Goal – Rewrite every line in the entries below as a numbered list, leaving out any blank lines.

* START *

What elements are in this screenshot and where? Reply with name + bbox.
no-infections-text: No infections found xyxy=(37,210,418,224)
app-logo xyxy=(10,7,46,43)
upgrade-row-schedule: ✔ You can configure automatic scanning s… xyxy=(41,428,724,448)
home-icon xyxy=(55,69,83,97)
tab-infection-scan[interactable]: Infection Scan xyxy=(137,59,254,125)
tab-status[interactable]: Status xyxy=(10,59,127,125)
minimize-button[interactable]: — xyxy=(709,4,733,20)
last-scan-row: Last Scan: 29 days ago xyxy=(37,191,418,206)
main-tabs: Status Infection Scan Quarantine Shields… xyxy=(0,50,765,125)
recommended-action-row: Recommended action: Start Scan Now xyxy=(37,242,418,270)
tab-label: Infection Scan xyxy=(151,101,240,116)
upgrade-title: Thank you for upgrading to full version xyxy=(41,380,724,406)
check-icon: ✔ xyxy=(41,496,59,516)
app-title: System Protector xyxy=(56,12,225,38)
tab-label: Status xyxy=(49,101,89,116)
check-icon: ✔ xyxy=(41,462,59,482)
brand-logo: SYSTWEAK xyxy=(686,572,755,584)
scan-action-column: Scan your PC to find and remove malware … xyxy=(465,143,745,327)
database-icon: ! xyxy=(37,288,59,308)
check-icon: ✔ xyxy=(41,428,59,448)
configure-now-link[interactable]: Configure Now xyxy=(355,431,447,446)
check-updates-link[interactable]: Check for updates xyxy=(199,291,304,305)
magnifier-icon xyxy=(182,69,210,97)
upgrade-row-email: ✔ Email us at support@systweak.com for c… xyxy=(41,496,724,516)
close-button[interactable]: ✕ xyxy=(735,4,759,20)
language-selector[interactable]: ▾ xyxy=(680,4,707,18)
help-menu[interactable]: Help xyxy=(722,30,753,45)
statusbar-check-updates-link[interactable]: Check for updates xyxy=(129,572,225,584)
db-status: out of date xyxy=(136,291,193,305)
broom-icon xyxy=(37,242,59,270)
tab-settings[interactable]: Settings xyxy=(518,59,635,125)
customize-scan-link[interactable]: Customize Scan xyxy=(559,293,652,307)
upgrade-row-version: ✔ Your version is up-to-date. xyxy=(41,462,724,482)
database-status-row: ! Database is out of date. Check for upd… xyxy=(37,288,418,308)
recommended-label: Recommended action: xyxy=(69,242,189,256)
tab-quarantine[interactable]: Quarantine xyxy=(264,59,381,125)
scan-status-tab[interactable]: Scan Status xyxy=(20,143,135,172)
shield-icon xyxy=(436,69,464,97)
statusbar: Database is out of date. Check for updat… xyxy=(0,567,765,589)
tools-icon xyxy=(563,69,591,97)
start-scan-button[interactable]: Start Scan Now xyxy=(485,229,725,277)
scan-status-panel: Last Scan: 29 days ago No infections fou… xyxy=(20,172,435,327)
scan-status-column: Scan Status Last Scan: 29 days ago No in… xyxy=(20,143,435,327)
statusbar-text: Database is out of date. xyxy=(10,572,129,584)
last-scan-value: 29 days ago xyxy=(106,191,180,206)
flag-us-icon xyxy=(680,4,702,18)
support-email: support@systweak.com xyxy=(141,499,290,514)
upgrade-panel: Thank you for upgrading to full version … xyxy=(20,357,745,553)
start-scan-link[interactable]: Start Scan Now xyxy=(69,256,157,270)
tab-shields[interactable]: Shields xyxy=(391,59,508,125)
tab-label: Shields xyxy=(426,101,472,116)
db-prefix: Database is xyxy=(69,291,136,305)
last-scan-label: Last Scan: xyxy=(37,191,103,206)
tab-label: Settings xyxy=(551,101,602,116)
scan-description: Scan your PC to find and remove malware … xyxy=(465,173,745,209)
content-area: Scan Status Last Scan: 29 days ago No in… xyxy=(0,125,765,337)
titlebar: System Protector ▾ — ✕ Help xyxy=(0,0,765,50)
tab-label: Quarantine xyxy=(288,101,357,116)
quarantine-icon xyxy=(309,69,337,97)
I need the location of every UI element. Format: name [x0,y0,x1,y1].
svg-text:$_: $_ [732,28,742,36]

* END *

Response below –
1. What elements are in this screenshot and where? Reply with name + bbox.
2. no-infections-text: No infections found xyxy=(37,210,418,224)
3. app-logo xyxy=(10,7,46,43)
4. upgrade-row-schedule: ✔ You can configure automatic scanning s… xyxy=(41,428,724,448)
5. home-icon xyxy=(55,69,83,97)
6. tab-infection-scan[interactable]: Infection Scan xyxy=(137,59,254,125)
7. tab-status[interactable]: Status xyxy=(10,59,127,125)
8. minimize-button[interactable]: — xyxy=(709,4,733,20)
9. last-scan-row: Last Scan: 29 days ago xyxy=(37,191,418,206)
10. main-tabs: Status Infection Scan Quarantine Shields… xyxy=(0,50,765,125)
11. recommended-action-row: Recommended action: Start Scan Now xyxy=(37,242,418,270)
12. tab-label: Infection Scan xyxy=(151,101,240,116)
13. upgrade-title: Thank you for upgrading to full version xyxy=(41,380,724,406)
14. check-icon: ✔ xyxy=(41,496,59,516)
15. app-title: System Protector xyxy=(56,12,225,38)
16. tab-label: Status xyxy=(49,101,89,116)
17. check-icon: ✔ xyxy=(41,462,59,482)
18. brand-logo: SYSTWEAK xyxy=(686,572,755,584)
19. scan-action-column: Scan your PC to find and remove malware … xyxy=(465,143,745,327)
20. database-icon: ! xyxy=(37,288,59,308)
21. check-icon: ✔ xyxy=(41,428,59,448)
22. configure-now-link[interactable]: Configure Now xyxy=(355,431,447,446)
23. check-updates-link[interactable]: Check for updates xyxy=(199,291,304,305)
24. magnifier-icon xyxy=(182,69,210,97)
25. upgrade-row-email: ✔ Email us at support@systweak.com for c… xyxy=(41,496,724,516)
26. close-button[interactable]: ✕ xyxy=(735,4,759,20)
27. language-selector[interactable]: ▾ xyxy=(680,4,707,18)
28. help-menu[interactable]: Help xyxy=(722,30,753,45)
29. statusbar-check-updates-link[interactable]: Check for updates xyxy=(129,572,225,584)
30. db-status: out of date xyxy=(136,291,193,305)
31. broom-icon xyxy=(37,242,59,270)
32. tab-settings[interactable]: Settings xyxy=(518,59,635,125)
33. customize-scan-link[interactable]: Customize Scan xyxy=(559,293,652,307)
34. upgrade-row-version: ✔ Your version is up-to-date. xyxy=(41,462,724,482)
35. database-status-row: ! Database is out of date. Check for upd… xyxy=(37,288,418,308)
36. recommended-label: Recommended action: xyxy=(69,242,189,256)
37. tab-quarantine[interactable]: Quarantine xyxy=(264,59,381,125)
38. scan-status-tab[interactable]: Scan Status xyxy=(20,143,135,172)
39. shield-icon xyxy=(436,69,464,97)
40. statusbar: Database is out of date. Check for updat… xyxy=(0,567,765,589)
41. tools-icon xyxy=(563,69,591,97)
42. start-scan-button[interactable]: Start Scan Now xyxy=(485,229,725,277)
43. scan-status-panel: Last Scan: 29 days ago No infections fou… xyxy=(20,172,435,327)
44. scan-status-column: Scan Status Last Scan: 29 days ago No in… xyxy=(20,143,435,327)
45. statusbar-text: Database is out of date. xyxy=(10,572,129,584)
46. last-scan-value: 29 days ago xyxy=(106,191,180,206)
47. flag-us-icon xyxy=(680,4,702,18)
48. support-email: support@systweak.com xyxy=(141,499,290,514)
49. upgrade-panel: Thank you for upgrading to full version … xyxy=(20,357,745,553)
50. start-scan-link[interactable]: Start Scan Now xyxy=(69,256,157,270)
51. tab-shields[interactable]: Shields xyxy=(391,59,508,125)
52. tab-label: Shields xyxy=(426,101,472,116)
53. db-prefix: Database is xyxy=(69,291,136,305)
54. last-scan-label: Last Scan: xyxy=(37,191,103,206)
55. tab-label: Settings xyxy=(551,101,602,116)
56. scan-description: Scan your PC to find and remove malware … xyxy=(465,173,745,209)
57. content-area: Scan Status Last Scan: 29 days ago No in… xyxy=(0,125,765,337)
58. titlebar: System Protector ▾ — ✕ Help xyxy=(0,0,765,50)
59. tab-label: Quarantine xyxy=(288,101,357,116)
60. quarantine-icon xyxy=(309,69,337,97)
61. I need the location of every UI element. Format: name [x0,y0,x1,y1].
62. svg-text:$_: $_ [732,28,742,36]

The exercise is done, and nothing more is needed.